◆ **Descripción de la tarea**
Copia el fragmento de origen desde "El proceso administrativo" hasta "a EL ESPAÑOL.", ambos incluidos, y cambia "tanatorio" por "velatorio".

Lo mejor para la Junta de Andalucía es que los cuatro hermanos sigan juntos, ha dicho el delegado de Salud, Igualdad y Políticas Sociales de la Junta en Huelva. Los cuatro niños están con el padre de los tres pequeños a la espera de que el servicio de menores de la Junta convierta esta medida provisional en definitiva tras un estudio de idoneidad sobre el hombre, que se prevé positivo. Isabel, la ‘tita’ de la pensión, cuenta que el padre la ha llamado esta semana para darle la buena noticia de que los niños están otra vez todos juntos y agradecerle su ayuda. Ella critica “la burocracia” y cuestiona por qué a una madre atenta con sus hijos pero con reiterados intentos de suicidios, con incluso algún ingreso hospitalario, le mantenían la custodia de los niños en vez de dársela al padre: “Con esos antecedentes, tenían que haber estado con él”. Su cuñada Bella culpa a la pobreza de la zona: “Es que hay mucho paro. Si la gente tuviera trabajo, no se desesperaría”. Pero coinciden en que no sólo sus penurias económicas explican que se suicidara.
El proceso administrativo sigue su curso. Toxicología estudia las muestras para determinar qué medicamentos ingirieron Rocío y José Antonio. La Junta de Andalucía ha abierto un expediente para estudiar el caso de los hermanos y decidir su futuro. Y la oficina del Defensor del Pueblo y del Menor andaluz ha iniciado su propia investigación.
Tras la autopsia, practicada el domingo 24 en el Instituto de Medicina Legal de Huelva, la familia de Rocío, la de José Antonio y el padre de los tres hijos pequeños coincidieron en el tanatorio de la capital onubense, sin presencia de los niños. A Rocío la enterraron por la tarde en el cementerio del cercano municipio de Gibraleón, señala el alcalde de La Zarza a EL ESPAÑOL.
Los niños habían convivido con los cadáveres en descomposición de sus seres queridos, expuestos al terrible olor a la vez que rebuscaban comida en la cocina, jugaban, dormían. “Me dijo Jaime que había empezado a oler así ese mismo día, el sábado, pero yo creo que no, que empezó antes”, relata Andrés, el casero, aún conmocionado por la experiencia. “He ido con mi mujer a limpiar la casa, con la cara tapada con mascarillas. Pero ni aún así podíamos soportarlo. Al acercarnos a la habitación [donde se suicidaron Rocío y José Antonio], tuvimos que dejarlo y salir”. El alcalde y los dos agentes de Policía Local (que no están disponibles las tardes ni los fines de semana, por eso el descubridor de la tragedia llamó el sábado a la Guardia Civil) fueron el miércoles a la casa para hacer un inventario de las pertenencias de la pareja, que siguen allí dentro. “Pero no pudieron entrar” por el hedor, continúa el casero. Al final, precisa el alcalde, han acordado que “la Diputación de Huelva enviará este viernes una cuadrilla de especialistas para desinfectar la casa primero y limpiarla por la tarde”.

Entradas de datos almacenados
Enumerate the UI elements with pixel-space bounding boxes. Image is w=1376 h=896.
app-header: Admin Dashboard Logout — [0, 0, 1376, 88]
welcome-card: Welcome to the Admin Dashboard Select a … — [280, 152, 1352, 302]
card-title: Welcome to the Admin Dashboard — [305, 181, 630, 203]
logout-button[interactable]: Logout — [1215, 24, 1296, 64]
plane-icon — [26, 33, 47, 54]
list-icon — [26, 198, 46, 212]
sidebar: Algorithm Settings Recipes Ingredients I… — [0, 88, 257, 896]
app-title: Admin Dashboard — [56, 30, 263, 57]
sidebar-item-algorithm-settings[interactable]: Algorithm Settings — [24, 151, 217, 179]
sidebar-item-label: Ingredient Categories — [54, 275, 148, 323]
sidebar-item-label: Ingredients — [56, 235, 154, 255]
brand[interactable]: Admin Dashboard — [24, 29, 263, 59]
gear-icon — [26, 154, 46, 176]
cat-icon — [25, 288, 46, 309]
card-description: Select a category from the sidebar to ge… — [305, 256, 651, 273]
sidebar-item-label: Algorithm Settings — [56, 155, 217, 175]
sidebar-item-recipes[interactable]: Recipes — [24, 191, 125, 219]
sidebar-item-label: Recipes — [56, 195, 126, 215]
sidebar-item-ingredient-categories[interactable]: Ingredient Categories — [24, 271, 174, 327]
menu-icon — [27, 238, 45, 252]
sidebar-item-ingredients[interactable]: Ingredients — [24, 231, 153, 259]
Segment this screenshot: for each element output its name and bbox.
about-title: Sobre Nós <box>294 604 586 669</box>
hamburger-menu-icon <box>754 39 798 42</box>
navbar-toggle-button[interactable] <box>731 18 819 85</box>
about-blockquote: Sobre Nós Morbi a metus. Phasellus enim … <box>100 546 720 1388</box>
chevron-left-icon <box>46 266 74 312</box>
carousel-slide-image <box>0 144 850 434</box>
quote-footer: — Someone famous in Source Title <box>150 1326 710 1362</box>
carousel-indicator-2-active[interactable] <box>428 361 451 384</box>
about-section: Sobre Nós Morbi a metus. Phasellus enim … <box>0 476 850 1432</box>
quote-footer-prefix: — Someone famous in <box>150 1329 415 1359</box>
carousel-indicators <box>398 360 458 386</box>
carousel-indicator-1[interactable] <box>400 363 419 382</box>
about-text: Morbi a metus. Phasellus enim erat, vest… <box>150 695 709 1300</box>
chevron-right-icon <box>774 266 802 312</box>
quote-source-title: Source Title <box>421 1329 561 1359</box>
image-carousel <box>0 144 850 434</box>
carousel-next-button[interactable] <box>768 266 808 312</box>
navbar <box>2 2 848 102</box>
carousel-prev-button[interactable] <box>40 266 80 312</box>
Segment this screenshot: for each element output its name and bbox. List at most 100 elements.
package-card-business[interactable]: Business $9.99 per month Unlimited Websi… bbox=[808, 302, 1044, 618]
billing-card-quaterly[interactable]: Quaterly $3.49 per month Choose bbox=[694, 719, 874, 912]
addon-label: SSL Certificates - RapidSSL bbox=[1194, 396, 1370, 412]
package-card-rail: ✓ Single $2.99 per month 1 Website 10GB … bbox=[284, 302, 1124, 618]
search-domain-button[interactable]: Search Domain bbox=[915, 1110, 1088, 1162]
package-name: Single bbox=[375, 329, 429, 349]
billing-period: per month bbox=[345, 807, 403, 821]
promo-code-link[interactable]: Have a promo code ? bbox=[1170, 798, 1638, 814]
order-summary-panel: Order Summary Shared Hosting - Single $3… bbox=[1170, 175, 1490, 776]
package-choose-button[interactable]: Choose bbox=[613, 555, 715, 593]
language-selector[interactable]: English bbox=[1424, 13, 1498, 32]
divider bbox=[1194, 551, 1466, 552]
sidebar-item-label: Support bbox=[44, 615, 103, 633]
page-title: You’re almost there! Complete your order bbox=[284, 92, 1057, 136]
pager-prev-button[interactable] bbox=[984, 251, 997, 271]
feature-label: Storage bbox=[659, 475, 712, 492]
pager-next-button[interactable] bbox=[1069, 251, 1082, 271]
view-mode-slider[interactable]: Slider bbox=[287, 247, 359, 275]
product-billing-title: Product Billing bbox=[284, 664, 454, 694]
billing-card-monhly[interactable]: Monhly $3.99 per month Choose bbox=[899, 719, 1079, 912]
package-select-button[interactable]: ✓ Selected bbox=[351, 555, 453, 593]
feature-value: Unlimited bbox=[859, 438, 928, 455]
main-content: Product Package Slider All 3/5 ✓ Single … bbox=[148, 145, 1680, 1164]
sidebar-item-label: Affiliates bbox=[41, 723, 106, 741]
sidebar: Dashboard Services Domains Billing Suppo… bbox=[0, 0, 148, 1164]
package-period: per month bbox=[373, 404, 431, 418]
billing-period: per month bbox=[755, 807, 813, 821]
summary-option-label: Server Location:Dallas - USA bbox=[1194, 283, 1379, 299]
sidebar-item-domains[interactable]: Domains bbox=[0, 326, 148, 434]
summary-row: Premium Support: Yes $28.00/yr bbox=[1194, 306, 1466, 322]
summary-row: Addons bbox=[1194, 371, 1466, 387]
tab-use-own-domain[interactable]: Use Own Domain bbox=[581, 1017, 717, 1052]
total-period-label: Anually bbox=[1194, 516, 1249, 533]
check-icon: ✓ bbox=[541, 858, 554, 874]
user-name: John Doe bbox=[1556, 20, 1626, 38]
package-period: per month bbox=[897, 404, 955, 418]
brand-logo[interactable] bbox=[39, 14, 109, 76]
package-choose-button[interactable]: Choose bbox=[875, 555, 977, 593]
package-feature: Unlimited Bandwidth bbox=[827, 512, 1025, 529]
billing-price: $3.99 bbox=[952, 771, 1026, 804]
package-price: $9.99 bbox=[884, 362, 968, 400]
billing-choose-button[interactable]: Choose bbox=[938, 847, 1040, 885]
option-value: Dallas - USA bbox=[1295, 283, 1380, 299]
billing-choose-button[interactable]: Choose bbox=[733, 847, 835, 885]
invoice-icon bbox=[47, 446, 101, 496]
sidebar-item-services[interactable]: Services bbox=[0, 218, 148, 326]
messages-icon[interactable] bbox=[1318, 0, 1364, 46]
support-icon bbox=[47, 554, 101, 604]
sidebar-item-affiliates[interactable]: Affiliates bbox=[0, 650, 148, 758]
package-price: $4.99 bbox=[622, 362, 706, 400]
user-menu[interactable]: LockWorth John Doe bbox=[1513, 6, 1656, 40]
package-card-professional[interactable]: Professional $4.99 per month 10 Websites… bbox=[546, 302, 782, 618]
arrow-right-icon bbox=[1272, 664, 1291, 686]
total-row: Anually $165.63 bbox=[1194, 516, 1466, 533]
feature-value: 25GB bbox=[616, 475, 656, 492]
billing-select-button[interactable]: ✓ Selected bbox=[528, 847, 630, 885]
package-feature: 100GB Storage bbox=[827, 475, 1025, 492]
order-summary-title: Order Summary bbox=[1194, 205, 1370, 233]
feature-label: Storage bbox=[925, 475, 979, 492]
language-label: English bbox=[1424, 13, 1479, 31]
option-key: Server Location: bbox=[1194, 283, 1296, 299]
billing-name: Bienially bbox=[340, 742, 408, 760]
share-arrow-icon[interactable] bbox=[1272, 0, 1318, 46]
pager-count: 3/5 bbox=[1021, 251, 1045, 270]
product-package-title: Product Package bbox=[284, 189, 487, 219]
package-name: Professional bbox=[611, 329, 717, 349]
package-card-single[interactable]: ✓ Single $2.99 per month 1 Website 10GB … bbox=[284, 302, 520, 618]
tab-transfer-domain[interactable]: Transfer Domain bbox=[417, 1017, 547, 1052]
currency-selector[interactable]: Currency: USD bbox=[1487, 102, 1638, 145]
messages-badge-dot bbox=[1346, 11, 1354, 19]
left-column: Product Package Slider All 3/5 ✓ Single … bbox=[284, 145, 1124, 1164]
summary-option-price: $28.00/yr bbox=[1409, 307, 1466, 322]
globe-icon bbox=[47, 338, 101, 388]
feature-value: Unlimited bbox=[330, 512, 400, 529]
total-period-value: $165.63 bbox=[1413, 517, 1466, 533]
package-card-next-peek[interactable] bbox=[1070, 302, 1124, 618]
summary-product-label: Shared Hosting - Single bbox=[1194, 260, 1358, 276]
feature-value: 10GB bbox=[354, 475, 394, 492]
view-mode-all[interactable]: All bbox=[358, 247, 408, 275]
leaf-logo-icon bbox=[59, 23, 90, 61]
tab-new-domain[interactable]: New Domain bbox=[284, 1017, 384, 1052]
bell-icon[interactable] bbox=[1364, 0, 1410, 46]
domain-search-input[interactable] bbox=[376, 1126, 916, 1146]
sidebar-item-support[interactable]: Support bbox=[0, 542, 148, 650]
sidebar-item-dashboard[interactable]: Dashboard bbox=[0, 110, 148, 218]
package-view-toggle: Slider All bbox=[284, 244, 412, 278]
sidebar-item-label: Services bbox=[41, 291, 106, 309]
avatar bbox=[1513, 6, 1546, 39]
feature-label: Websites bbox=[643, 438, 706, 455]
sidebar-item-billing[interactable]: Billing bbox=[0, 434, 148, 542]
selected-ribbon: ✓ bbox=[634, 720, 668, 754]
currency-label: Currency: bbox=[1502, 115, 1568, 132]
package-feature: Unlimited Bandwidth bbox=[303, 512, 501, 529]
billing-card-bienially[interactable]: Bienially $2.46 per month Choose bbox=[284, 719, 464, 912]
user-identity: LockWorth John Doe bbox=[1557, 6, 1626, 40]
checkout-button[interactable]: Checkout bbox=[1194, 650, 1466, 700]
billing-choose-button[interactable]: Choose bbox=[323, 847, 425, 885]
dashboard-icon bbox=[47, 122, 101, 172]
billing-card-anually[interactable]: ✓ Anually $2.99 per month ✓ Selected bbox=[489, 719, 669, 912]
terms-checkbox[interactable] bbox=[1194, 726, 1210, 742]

◆ **Solución del ejercicio**
El proceso administrativo sigue su curso. Toxicología estudia las muestras para determinar qué medicamentos ingirieron Rocío y José Antonio. La Junta de Andalucía ha abierto un expediente para estudiar el caso de los hermanos y decidir su futuro. Y la oficina del Defensor del Pueblo y del Menor andaluz ha iniciado su propia investigación.
Tras la autopsia, practicada el domingo 24 en el Instituto de Medicina Legal de Huelva, la familia de Rocío, la de José Antonio y el padre de los tres hijos pequeños coincidieron en el velatorio de la capital onubense, sin presencia de los niños. A Rocío la enterraron por la tarde en el cementerio del cercano municipio de Gibraleón, señala el alcalde de La Zarza a EL ESPAÑOL.